▶ Working data:
══════════════════════════════

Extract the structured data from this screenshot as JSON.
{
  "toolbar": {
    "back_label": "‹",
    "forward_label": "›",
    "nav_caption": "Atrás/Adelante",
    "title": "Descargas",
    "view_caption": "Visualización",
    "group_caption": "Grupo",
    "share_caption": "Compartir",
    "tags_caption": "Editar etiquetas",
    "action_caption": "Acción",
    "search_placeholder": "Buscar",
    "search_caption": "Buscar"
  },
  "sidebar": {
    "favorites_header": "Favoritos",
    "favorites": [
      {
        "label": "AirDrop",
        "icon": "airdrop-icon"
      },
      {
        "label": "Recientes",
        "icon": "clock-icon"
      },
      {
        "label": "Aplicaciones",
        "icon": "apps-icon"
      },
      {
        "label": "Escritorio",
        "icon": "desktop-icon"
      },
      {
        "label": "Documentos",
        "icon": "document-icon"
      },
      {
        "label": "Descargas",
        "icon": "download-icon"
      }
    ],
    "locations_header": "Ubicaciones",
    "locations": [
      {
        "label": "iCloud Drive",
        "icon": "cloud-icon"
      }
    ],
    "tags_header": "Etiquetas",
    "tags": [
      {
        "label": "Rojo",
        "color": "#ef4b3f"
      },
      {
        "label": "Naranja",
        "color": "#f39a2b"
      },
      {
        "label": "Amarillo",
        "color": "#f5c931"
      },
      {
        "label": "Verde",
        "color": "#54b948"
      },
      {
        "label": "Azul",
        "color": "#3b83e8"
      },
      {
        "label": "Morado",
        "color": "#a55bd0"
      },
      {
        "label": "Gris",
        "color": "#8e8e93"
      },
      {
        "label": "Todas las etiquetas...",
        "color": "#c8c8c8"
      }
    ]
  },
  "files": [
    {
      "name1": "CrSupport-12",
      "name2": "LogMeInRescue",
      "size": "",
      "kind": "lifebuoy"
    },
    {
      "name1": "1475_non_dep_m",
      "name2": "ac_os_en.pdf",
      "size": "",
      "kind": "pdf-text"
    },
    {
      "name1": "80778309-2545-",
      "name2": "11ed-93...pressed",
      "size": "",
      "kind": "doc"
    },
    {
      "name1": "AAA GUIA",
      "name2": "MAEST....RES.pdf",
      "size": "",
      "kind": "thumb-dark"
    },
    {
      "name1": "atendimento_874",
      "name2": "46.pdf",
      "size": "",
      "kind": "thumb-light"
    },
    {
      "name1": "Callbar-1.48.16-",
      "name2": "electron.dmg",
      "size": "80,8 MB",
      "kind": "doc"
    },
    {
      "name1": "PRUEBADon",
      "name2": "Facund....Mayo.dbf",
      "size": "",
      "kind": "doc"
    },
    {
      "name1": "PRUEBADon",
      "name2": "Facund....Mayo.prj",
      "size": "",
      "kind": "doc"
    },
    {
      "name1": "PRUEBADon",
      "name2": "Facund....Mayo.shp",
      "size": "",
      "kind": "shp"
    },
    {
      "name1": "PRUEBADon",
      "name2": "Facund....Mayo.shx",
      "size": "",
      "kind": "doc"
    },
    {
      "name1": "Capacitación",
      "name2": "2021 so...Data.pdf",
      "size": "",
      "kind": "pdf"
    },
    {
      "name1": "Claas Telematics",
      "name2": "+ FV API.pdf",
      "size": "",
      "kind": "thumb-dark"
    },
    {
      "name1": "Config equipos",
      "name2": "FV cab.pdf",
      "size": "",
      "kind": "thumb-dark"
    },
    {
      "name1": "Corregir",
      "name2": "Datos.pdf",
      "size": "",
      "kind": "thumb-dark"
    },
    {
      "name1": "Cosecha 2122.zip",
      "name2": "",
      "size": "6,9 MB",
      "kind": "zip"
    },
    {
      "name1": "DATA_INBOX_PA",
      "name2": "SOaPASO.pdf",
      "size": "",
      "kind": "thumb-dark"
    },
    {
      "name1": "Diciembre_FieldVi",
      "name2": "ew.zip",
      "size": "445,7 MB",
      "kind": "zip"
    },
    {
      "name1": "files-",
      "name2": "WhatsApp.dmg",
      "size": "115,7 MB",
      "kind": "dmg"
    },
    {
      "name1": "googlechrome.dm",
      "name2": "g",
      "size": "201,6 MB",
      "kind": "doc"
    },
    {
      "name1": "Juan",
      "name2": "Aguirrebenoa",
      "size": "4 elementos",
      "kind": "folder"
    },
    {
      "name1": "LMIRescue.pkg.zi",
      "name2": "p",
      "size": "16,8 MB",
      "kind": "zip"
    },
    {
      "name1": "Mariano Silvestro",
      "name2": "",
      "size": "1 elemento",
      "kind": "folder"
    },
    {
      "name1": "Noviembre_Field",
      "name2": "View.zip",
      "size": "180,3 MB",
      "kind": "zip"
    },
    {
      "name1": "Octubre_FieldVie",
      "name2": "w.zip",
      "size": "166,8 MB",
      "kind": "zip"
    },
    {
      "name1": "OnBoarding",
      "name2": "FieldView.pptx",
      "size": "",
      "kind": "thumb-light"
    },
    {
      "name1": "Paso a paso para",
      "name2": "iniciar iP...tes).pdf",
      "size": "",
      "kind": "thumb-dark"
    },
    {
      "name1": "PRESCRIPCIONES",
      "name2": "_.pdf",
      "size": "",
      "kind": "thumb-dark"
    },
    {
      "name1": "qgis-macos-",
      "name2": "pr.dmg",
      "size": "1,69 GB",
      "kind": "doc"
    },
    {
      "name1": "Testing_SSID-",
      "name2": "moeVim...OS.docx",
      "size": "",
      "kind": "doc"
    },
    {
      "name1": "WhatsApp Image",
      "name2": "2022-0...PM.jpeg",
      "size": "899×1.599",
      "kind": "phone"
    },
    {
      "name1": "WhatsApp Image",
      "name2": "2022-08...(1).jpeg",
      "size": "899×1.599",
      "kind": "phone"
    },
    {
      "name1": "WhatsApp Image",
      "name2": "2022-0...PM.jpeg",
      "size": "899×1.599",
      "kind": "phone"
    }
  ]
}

══════════════════════════════

▶ What you will do:
Reproduce every record above exactly as it appears.

▶ Result for this exercise:
Extract the structured data from this screenshot as JSON.
{
  "toolbar": {
    "back_label": "‹",
    "forward_label": "›",
    "nav_caption": "Atrás/Adelante",
    "title": "Descargas",
    "view_caption": "Visualización",
    "group_caption": "Grupo",
    "share_caption": "Compartir",
    "tags_caption": "Editar etiquetas",
    "action_caption": "Acción",
    "search_placeholder": "Buscar",
    "search_caption": "Buscar"
  },
  "sidebar": {
    "favorites_header": "Favoritos",
    "favorites": [
      {
        "label": "AirDrop",
        "icon": "airdrop-icon"
      },
      {
        "label": "Recientes",
        "icon": "clock-icon"
      },
      {
        "label": "Aplicaciones",
        "icon": "apps-icon"
      },
      {
        "label": "Escritorio",
        "icon": "desktop-icon"
      },
      {
        "label": "Documentos",
        "icon": "document-icon"
      },
      {
        "label": "Descargas",
        "icon": "download-icon"
      }
    ],
    "locations_header": "Ubicaciones",
    "locations": [
      {
        "label": "iCloud Drive",
        "icon": "cloud-icon"
      }
    ],
    "tags_header": "Etiquetas",
    "tags": [
      {
        "label": "Rojo",
        "color": "#ef4b3f"
      },
      {
        "label": "Naranja",
        "color": "#f39a2b"
      },
      {
        "label": "Amarillo",
        "color": "#f5c931"
      },
      {
        "label": "Verde",
        "color": "#54b948"
      },
      {
        "label": "Azul",
        "color": "#3b83e8"
      },
      {
        "label": "Morado",
        "color": "#a55bd0"
      },
      {
        "label": "Gris",
        "color": "#8e8e93"
      },
      {
        "label": "Todas las etiquetas...",
        "color": "#c8c8c8"
      }
    ]
  },
  "files": [
    {
      "name1": "CrSupport-12",
      "name2": "LogMeInRescue",
      "size": "",
      "kind": "lifebuoy"
    },
    {
      "name1": "1475_non_dep_m",
      "name2": "ac_os_en.pdf",
      "size": "",
      "kind": "pdf-text"
    },
    {
      "name1": "80778309-2545-",
      "name2": "11ed-93...pressed",
      "size": "",
      "kind": "doc"
    },
    {
      "name1": "AAA GUIA",
      "name2": "MAEST....RES.pdf",
      "size": "",
      "kind": "thumb-dark"
    },
    {
      "name1": "atendimento_874",
      "name2": "46.pdf",
      "size": "",
      "kind": "thumb-light"
    },
    {
      "name1": "Callbar-1.48.16-",
      "name2": "electron.dmg",
      "size": "80,8 MB",
      "kind": "doc"
    },
    {
      "name1": "PRUEBADon",
      "name2": "Facund....Mayo.dbf",
      "size": "",
      "kind": "doc"
    },
    {
      "name1": "PRUEBADon",
      "name2": "Facund....Mayo.prj",
      "size": "",
      "kind": "doc"
    },
    {
      "name1": "PRUEBADon",
      "name2": "Facund....Mayo.shp",
      "size": "",
      "kind": "shp"
    },
    {
      "name1": "PRUEBADon",
      "name2": "Facund....Mayo.shx",
      "size": "",
      "kind": "doc"
    },
    {
      "name1": "Capacitación",
      "name2": "2021 so...Data.pdf",
      "size": "",
      "kind": "pdf"
    },
    {
      "name1": "Claas Telematics",
      "name2": "+ FV API.pdf",
      "size": "",
      "kind": "thumb-dark"
    },
    {
      "name1": "Config equipos",
      "name2": "FV cab.pdf",
      "size": "",
      "kind": "thumb-dark"
    },
    {
      "name1": "Corregir",
      "name2": "Datos.pdf",
      "size": "",
      "kind": "thumb-dark"
    },
    {
      "name1": "Cosecha 2122.zip",
      "name2": "",
      "size": "6,9 MB",
      "kind": "zip"
    },
    {
      "name1": "DATA_INBOX_PA",
      "name2": "SOaPASO.pdf",
      "size": "",
      "kind": "thumb-dark"
    },
    {
      "name1": "Diciembre_FieldVi",
      "name2": "ew.zip",
      "size": "445,7 MB",
      "kind": "zip"
    },
    {
      "name1": "files-",
      "name2": "WhatsApp.dmg",
      "size": "115,7 MB",
      "kind": "dmg"
    },
    {
      "name1": "googlechrome.dm",
      "name2": "g",
      "size": "201,6 MB",
      "kind": "doc"
    },
    {
      "name1": "Juan",
      "name2": "Aguirrebenoa",
      "size": "4 elementos",
      "kind": "folder"
    },
    {
      "name1": "LMIRescue.pkg.zi",
      "name2": "p",
      "size": "16,8 MB",
      "kind": "zip"
    },
    {
      "name1": "Mariano Silvestro",
      "name2": "",
      "size": "1 elemento",
      "kind": "folder"
    },
    {
      "name1": "Noviembre_Field",
      "name2": "View.zip",
      "size": "180,3 MB",
      "kind": "zip"
    },
    {
      "name1": "Octubre_FieldVie",
      "name2": "w.zip",
      "size": "166,8 MB",
      "kind": "zip"
    },
    {
      "name1": "OnBoarding",
      "name2": "FieldView.pptx",
      "size": "",
      "kind": "thumb-light"
    },
    {
      "name1": "Paso a paso para",
      "name2": "iniciar iP...tes).pdf",
      "size": "",
      "kind": "thumb-dark"
    },
    {
      "name1": "PRESCRIPCIONES",
      "name2": "_.pdf",
      "size": "",
      "kind": "thumb-dark"
    },
    {
      "name1": "qgis-macos-",
      "name2": "pr.dmg",
      "size": "1,69 GB",
      "kind": "doc"
    },
    {
      "name1": "Testing_SSID-",
      "name2": "moeVim...OS.docx",
      "size": "",
      "kind": "doc"
    },
    {
      "name1": "WhatsApp Image",
      "name2": "2022-0...PM.jpeg",
      "size": "899×1.599",
      "kind": "phone"
    },
    {
      "name1": "WhatsApp Image",
      "name2": "2022-08...(1).jpeg",
      "size": "899×1.599",
      "kind": "phone"
    },
    {
      "name1": "WhatsApp Image",
      "name2": "2022-0...PM.jpeg",
      "size": "899×1.599",
      "kind": "phone"
    }
  ]
}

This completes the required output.